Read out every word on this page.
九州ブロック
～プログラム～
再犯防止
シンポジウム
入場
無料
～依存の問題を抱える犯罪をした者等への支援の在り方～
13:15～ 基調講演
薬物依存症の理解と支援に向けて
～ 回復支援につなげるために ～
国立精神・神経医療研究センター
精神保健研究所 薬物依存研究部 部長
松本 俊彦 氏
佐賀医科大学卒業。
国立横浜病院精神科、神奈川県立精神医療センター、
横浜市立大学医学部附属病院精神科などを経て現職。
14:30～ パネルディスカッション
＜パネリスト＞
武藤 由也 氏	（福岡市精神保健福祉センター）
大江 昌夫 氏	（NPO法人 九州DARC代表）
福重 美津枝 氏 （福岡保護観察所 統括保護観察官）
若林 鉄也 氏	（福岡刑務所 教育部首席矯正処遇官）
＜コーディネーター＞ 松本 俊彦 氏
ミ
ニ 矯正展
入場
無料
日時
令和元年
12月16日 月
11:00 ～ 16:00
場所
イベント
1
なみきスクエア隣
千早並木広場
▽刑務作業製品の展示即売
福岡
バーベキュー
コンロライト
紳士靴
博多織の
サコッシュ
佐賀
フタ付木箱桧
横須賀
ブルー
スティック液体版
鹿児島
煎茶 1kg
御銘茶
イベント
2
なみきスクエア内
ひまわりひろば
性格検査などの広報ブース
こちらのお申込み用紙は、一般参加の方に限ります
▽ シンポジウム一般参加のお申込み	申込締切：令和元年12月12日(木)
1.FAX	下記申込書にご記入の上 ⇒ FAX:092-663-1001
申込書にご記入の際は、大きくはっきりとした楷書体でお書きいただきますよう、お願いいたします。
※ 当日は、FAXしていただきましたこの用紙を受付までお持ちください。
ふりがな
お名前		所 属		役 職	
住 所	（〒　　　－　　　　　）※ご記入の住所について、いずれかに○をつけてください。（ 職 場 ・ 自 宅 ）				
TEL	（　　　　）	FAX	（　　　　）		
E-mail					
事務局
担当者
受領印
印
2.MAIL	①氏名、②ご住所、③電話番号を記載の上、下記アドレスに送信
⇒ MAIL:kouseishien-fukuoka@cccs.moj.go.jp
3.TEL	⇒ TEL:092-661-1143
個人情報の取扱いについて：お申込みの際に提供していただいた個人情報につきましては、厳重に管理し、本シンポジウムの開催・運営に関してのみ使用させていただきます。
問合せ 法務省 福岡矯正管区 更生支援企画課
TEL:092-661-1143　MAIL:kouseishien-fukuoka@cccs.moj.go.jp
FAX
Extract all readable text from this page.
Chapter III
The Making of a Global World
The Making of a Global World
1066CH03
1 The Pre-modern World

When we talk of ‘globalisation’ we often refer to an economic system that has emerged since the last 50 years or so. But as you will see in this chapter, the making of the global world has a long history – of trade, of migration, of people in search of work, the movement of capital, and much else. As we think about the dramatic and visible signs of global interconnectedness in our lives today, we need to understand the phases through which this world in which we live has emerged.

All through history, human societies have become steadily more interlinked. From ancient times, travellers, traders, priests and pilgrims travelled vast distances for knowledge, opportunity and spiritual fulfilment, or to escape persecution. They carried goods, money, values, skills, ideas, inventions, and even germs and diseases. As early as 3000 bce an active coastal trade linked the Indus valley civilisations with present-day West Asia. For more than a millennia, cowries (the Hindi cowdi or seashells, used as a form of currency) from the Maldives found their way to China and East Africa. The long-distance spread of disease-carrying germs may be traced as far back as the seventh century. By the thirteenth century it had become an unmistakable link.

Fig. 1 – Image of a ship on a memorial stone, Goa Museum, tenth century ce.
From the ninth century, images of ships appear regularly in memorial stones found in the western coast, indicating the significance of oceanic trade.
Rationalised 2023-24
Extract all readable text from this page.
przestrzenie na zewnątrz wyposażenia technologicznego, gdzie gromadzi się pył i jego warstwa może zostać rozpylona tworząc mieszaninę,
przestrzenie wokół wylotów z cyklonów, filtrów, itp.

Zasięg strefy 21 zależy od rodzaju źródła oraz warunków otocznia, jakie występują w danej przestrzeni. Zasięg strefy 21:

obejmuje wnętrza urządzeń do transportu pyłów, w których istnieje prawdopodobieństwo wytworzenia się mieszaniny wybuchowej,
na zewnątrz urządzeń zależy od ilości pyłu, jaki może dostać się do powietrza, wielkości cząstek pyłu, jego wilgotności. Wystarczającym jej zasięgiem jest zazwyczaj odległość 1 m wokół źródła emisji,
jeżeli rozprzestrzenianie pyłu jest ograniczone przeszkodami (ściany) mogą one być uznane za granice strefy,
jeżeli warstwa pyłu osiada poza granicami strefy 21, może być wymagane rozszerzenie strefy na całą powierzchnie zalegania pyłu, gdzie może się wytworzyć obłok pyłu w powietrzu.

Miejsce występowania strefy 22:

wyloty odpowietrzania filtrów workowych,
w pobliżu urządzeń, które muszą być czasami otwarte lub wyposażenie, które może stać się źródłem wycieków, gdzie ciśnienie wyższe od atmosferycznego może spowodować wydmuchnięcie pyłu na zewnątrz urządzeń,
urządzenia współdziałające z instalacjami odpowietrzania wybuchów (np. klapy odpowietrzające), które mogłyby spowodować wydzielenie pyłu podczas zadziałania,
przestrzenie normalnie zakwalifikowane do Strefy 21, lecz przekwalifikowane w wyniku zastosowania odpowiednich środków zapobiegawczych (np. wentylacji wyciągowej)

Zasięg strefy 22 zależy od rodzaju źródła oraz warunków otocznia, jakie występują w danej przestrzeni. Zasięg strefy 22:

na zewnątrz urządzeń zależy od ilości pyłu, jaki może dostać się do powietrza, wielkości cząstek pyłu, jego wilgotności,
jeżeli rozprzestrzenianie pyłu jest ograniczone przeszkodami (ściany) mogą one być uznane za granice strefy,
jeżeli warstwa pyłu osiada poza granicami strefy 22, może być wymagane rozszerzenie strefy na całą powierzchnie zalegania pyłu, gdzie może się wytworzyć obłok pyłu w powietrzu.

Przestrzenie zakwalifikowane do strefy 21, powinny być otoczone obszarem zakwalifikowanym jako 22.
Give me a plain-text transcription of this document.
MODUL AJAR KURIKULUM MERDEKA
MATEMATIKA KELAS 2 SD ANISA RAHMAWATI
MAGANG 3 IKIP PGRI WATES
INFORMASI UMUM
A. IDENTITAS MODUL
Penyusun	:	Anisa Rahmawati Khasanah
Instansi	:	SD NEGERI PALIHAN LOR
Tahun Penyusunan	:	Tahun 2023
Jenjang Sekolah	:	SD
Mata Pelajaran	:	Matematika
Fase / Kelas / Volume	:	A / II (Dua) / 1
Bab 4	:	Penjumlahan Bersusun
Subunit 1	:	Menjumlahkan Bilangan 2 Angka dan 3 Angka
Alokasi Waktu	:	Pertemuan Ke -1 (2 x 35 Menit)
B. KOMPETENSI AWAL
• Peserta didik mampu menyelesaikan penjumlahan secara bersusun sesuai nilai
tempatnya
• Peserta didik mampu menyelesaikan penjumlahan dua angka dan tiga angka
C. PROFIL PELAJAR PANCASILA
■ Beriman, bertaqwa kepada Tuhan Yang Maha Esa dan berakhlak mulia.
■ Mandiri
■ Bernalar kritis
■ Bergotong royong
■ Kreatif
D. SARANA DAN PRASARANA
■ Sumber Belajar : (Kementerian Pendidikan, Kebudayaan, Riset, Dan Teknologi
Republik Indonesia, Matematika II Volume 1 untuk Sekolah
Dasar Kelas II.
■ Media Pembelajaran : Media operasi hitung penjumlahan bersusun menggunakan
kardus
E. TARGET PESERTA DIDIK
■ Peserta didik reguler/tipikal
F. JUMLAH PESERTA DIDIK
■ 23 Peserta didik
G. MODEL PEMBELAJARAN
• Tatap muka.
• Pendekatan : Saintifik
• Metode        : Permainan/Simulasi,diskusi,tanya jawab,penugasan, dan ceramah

PROMPT »
The lines to collect are those holding the string "rodzaju"; copy them all.

REPLY TO THE TASK »
Zasięg strefy 21 zależy od rodzaju źródła oraz warunków otocznia, jakie występują w danej przestrzeni. Zasięg strefy 21:
Zasięg strefy 22 zależy od rodzaju źródła oraz warunków otocznia, jakie występują w danej przestrzeni. Zasięg strefy 22:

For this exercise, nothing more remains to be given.